━━━━━ Data listing

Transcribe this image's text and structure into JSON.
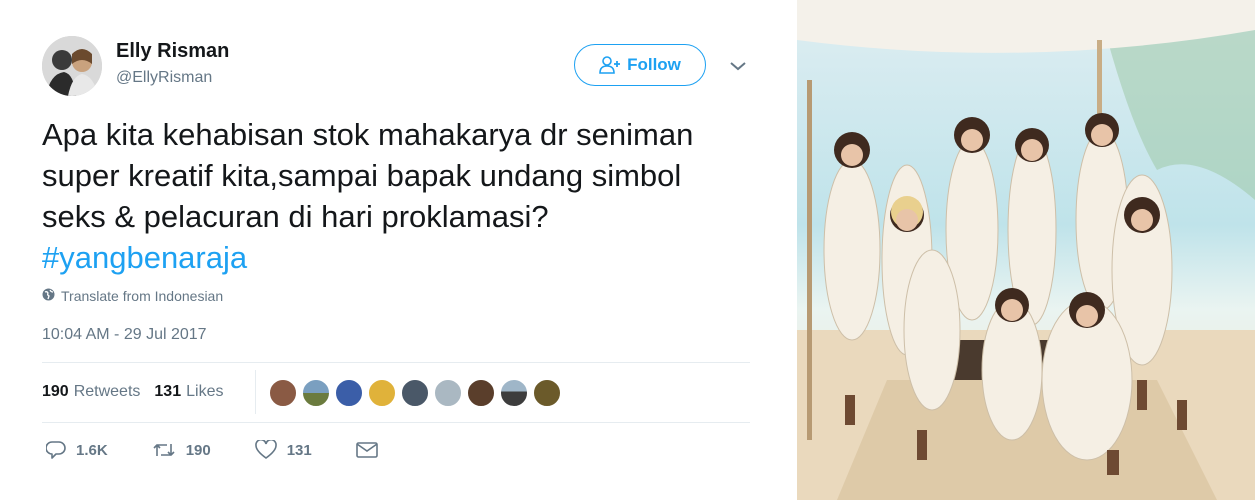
{
  "author": {
    "name": "Elly Risman",
    "handle": "@EllyRisman"
  },
  "follow_button": {
    "label": "Follow",
    "icon": "add-user-icon",
    "color": "#1da1f2"
  },
  "tweet": {
    "text": "Apa kita kehabisan stok mahakarya dr seniman super kreatif kita,sampai bapak undang simbol seks & pelacuran di hari proklamasi?",
    "hashtag": "#yangbenaraja",
    "translate_label": "Translate from Indonesian",
    "timestamp": "10:04 AM - 29 Jul 2017"
  },
  "stats": {
    "retweets_count": "190",
    "retweets_label": "Retweets",
    "likes_count": "131",
    "likes_label": "Likes"
  },
  "actions": {
    "reply_count": "1.6K",
    "retweet_count": "190",
    "like_count": "131"
  },
  "colors": {
    "link": "#1da1f2",
    "secondary_text": "#657786",
    "primary_text": "#14171a"
  }
}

━━━━━━━━━━

- [What this task involves] Give the data again exactly as written, with all pictures left out.

- [Result]
Transcribe this image's text and structure into JSON.
{
  "author": {
    "name": "Elly Risman",
    "handle": "@EllyRisman"
  },
  "follow_button": {
    "label": "Follow",
    "icon": "add-user-icon",
    "color": "#1da1f2"
  },
  "tweet": {
    "text": "Apa kita kehabisan stok mahakarya dr seniman super kreatif kita,sampai bapak undang simbol seks & pelacuran di hari proklamasi?",
    "hashtag": "#yangbenaraja",
    "translate_label": "Translate from Indonesian",
    "timestamp": "10:04 AM - 29 Jul 2017"
  },
  "stats": {
    "retweets_count": "190",
    "retweets_label": "Retweets",
    "likes_count": "131",
    "likes_label": "Likes"
  },
  "actions": {
    "reply_count": "1.6K",
    "retweet_count": "190",
    "like_count": "131"
  },
  "colors": {
    "link": "#1da1f2",
    "secondary_text": "#657786",
    "primary_text": "#14171a"
  }
}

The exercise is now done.